#### [Instructions to follow]
Transcribe every record that appears below, exactly and in full.

====== Records for the task

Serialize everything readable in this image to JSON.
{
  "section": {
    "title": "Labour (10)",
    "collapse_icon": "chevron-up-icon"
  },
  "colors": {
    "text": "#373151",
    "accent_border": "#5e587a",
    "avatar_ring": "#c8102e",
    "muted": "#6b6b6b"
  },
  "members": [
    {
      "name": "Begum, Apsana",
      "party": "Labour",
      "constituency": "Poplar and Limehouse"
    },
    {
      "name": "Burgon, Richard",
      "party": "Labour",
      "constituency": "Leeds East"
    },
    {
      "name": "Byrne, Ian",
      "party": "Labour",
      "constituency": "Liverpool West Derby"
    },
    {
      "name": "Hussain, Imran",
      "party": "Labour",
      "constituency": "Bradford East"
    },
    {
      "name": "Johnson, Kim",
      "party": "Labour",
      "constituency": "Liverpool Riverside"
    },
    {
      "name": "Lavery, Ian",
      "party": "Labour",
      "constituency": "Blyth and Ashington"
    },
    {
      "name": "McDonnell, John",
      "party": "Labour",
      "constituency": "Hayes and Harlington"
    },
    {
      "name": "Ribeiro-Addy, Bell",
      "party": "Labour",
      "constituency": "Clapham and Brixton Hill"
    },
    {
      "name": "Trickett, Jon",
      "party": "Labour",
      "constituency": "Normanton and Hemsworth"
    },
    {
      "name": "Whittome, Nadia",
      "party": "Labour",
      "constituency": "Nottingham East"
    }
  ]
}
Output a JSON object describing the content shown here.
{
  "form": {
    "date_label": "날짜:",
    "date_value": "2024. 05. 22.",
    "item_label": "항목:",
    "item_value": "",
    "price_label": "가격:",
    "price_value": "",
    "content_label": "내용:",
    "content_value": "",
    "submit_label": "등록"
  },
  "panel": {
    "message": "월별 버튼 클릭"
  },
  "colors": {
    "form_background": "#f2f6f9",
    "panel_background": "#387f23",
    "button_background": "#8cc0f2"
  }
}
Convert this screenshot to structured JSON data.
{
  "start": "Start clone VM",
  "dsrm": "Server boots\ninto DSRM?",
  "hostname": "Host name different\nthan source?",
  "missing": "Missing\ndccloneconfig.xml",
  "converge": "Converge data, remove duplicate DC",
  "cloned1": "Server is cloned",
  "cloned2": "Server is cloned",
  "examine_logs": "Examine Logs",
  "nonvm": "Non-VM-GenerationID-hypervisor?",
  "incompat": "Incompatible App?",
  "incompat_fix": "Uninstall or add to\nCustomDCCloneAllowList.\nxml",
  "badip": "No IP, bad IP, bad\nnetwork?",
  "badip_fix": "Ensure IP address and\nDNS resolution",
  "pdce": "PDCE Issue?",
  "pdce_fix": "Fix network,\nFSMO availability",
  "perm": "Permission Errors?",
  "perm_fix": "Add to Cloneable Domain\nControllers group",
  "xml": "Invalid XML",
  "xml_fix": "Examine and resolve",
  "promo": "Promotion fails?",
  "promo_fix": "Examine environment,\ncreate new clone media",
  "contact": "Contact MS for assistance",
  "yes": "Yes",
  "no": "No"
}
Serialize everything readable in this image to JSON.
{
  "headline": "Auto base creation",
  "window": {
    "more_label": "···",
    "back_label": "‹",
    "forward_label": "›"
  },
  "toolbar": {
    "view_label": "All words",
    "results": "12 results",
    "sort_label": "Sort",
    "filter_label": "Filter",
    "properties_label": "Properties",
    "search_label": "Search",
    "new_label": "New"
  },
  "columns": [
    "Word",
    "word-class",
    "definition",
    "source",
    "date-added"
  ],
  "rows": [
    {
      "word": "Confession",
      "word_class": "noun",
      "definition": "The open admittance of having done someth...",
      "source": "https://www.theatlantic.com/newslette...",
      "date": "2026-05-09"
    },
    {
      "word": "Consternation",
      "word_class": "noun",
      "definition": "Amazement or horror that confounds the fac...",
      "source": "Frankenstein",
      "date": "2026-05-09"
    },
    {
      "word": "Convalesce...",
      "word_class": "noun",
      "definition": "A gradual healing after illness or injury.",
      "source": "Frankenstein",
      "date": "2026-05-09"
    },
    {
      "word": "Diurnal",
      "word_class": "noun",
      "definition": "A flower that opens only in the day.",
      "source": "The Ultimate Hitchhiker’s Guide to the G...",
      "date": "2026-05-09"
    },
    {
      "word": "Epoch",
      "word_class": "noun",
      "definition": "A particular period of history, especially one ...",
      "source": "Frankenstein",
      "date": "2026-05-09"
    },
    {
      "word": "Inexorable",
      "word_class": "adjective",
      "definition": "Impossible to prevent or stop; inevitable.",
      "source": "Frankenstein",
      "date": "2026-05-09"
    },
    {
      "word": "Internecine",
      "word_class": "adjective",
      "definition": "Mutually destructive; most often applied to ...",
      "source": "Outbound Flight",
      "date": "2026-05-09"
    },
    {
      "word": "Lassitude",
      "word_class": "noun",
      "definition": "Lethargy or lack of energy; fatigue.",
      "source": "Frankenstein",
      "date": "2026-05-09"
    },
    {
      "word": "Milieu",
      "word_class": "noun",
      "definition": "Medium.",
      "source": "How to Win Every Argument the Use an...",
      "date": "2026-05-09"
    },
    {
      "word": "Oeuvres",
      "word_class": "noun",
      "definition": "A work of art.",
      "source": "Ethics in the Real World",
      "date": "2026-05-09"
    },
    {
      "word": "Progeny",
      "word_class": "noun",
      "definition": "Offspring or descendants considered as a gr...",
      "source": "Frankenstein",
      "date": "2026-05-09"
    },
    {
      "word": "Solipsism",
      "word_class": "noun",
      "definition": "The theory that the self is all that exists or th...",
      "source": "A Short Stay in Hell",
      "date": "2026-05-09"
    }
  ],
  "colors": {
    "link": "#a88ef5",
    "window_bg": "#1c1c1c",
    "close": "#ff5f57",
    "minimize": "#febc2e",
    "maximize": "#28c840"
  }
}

============

#### [Solution for this task]
Serialize everything readable in this image to JSON.
{
  "section": {
    "title": "Labour (10)",
    "collapse_icon": "chevron-up-icon"
  },
  "colors": {
    "text": "#373151",
    "accent_border": "#5e587a",
    "avatar_ring": "#c8102e",
    "muted": "#6b6b6b"
  },
  "members": [
    {
      "name": "Begum, Apsana",
      "party": "Labour",
      "constituency": "Poplar and Limehouse"
    },
    {
      "name": "Burgon, Richard",
      "party": "Labour",
      "constituency": "Leeds East"
    },
    {
      "name": "Byrne, Ian",
      "party": "Labour",
      "constituency": "Liverpool West Derby"
    },
    {
      "name": "Hussain, Imran",
      "party": "Labour",
      "constituency": "Bradford East"
    },
    {
      "name": "Johnson, Kim",
      "party": "Labour",
      "constituency": "Liverpool Riverside"
    },
    {
      "name": "Lavery, Ian",
      "party": "Labour",
      "constituency": "Blyth and Ashington"
    },
    {
      "name": "McDonnell, John",
      "party": "Labour",
      "constituency": "Hayes and Harlington"
    },
    {
      "name": "Ribeiro-Addy, Bell",
      "party": "Labour",
      "constituency": "Clapham and Brixton Hill"
    },
    {
      "name": "Trickett, Jon",
      "party": "Labour",
      "constituency": "Normanton and Hemsworth"
    },
    {
      "name": "Whittome, Nadia",
      "party": "Labour",
      "constituency": "Nottingham East"
    }
  ]
}
Output a JSON object describing the content shown here.
{
  "form": {
    "date_label": "날짜:",
    "date_value": "2024. 05. 22.",
    "item_label": "항목:",
    "item_value": "",
    "price_label": "가격:",
    "price_value": "",
    "content_label": "내용:",
    "content_value": "",
    "submit_label": "등록"
  },
  "panel": {
    "message": "월별 버튼 클릭"
  },
  "colors": {
    "form_background": "#f2f6f9",
    "panel_background": "#387f23",
    "button_background": "#8cc0f2"
  }
}
Convert this screenshot to structured JSON data.
{
  "start": "Start clone VM",
  "dsrm": "Server boots\ninto DSRM?",
  "hostname": "Host name different\nthan source?",
  "missing": "Missing\ndccloneconfig.xml",
  "converge": "Converge data, remove duplicate DC",
  "cloned1": "Server is cloned",
  "cloned2": "Server is cloned",
  "examine_logs": "Examine Logs",
  "nonvm": "Non-VM-GenerationID-hypervisor?",
  "incompat": "Incompatible App?",
  "incompat_fix": "Uninstall or add to\nCustomDCCloneAllowList.\nxml",
  "badip": "No IP, bad IP, bad\nnetwork?",
  "badip_fix": "Ensure IP address and\nDNS resolution",
  "pdce": "PDCE Issue?",
  "pdce_fix": "Fix network,\nFSMO availability",
  "perm": "Permission Errors?",
  "perm_fix": "Add to Cloneable Domain\nControllers group",
  "xml": "Invalid XML",
  "xml_fix": "Examine and resolve",
  "promo": "Promotion fails?",
  "promo_fix": "Examine environment,\ncreate new clone media",
  "contact": "Contact MS for assistance",
  "yes": "Yes",
  "no": "No"
}
Serialize everything readable in this image to JSON.
{
  "headline": "Auto base creation",
  "window": {
    "more_label": "···",
    "back_label": "‹",
    "forward_label": "›"
  },
  "toolbar": {
    "view_label": "All words",
    "results": "12 results",
    "sort_label": "Sort",
    "filter_label": "Filter",
    "properties_label": "Properties",
    "search_label": "Search",
    "new_label": "New"
  },
  "columns": [
    "Word",
    "word-class",
    "definition",
    "source",
    "date-added"
  ],
  "rows": [
    {
      "word": "Confession",
      "word_class": "noun",
      "definition": "The open admittance of having done someth...",
      "source": "https://www.theatlantic.com/newslette...",
      "date": "2026-05-09"
    },
    {
      "word": "Consternation",
      "word_class": "noun",
      "definition": "Amazement or horror that confounds the fac...",
      "source": "Frankenstein",
      "date": "2026-05-09"
    },
    {
      "word": "Convalesce...",
      "word_class": "noun",
      "definition": "A gradual healing after illness or injury.",
      "source": "Frankenstein",
      "date": "2026-05-09"
    },
    {
      "word": "Diurnal",
      "word_class": "noun",
      "definition": "A flower that opens only in the day.",
      "source": "The Ultimate Hitchhiker’s Guide to the G...",
      "date": "2026-05-09"
    },
    {
      "word": "Epoch",
      "word_class": "noun",
      "definition": "A particular period of history, especially one ...",
      "source": "Frankenstein",
      "date": "2026-05-09"
    },
    {
      "word": "Inexorable",
      "word_class": "adjective",
      "definition": "Impossible to prevent or stop; inevitable.",
      "source": "Frankenstein",
      "date": "2026-05-09"
    },
    {
      "word": "Internecine",
      "word_class": "adjective",
      "definition": "Mutually destructive; most often applied to ...",
      "source": "Outbound Flight",
      "date": "2026-05-09"
    },
    {
      "word": "Lassitude",
      "word_class": "noun",
      "definition": "Lethargy or lack of energy; fatigue.",
      "source": "Frankenstein",
      "date": "2026-05-09"
    },
    {
      "word": "Milieu",
      "word_class": "noun",
      "definition": "Medium.",
      "source": "How to Win Every Argument the Use an...",
      "date": "2026-05-09"
    },
    {
      "word": "Oeuvres",
      "word_class": "noun",
      "definition": "A work of art.",
      "source": "Ethics in the Real World",
      "date": "2026-05-09"
    },
    {
      "word": "Progeny",
      "word_class": "noun",
      "definition": "Offspring or descendants considered as a gr...",
      "source": "Frankenstein",
      "date": "2026-05-09"
    },
    {
      "word": "Solipsism",
      "word_class": "noun",
      "definition": "The theory that the self is all that exists or th...",
      "source": "A Short Stay in Hell",
      "date": "2026-05-09"
    }
  ],
  "colors": {
    "link": "#a88ef5",
    "window_bg": "#1c1c1c",
    "close": "#ff5f57",
    "minimize": "#febc2e",
    "maximize": "#28c840"
  }
}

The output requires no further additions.